*Requirement:*
Every line that contains the word "Часто" should be copied out.
+-------+
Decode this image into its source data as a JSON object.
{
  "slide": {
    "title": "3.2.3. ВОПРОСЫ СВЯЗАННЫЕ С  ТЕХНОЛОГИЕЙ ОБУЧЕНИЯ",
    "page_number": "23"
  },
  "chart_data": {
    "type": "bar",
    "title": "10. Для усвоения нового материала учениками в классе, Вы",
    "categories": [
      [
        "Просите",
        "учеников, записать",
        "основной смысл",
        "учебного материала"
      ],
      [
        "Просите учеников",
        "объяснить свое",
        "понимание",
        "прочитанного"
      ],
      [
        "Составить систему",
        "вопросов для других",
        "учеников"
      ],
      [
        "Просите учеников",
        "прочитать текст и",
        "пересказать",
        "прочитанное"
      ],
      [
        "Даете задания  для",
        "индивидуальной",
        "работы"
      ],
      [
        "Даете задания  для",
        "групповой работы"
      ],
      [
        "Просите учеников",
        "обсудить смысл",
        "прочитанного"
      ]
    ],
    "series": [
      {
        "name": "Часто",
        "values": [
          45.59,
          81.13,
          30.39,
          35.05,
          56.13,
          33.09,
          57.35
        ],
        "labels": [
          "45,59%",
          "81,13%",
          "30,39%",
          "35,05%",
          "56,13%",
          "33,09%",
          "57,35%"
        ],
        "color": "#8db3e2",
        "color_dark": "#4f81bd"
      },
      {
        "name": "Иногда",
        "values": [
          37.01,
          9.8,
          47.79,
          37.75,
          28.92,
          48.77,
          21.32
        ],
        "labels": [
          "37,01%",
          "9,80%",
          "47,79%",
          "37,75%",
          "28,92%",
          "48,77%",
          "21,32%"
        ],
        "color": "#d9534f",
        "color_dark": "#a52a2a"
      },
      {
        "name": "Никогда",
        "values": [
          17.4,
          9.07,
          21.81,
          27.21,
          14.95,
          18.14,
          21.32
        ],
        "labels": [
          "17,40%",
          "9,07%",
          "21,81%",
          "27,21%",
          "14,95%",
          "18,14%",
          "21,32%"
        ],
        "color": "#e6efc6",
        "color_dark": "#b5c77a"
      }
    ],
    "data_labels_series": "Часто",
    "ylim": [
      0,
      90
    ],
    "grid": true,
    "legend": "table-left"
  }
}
+-------+
*The completed task:*
        "name": "Часто",
    "data_labels_series": "Часто",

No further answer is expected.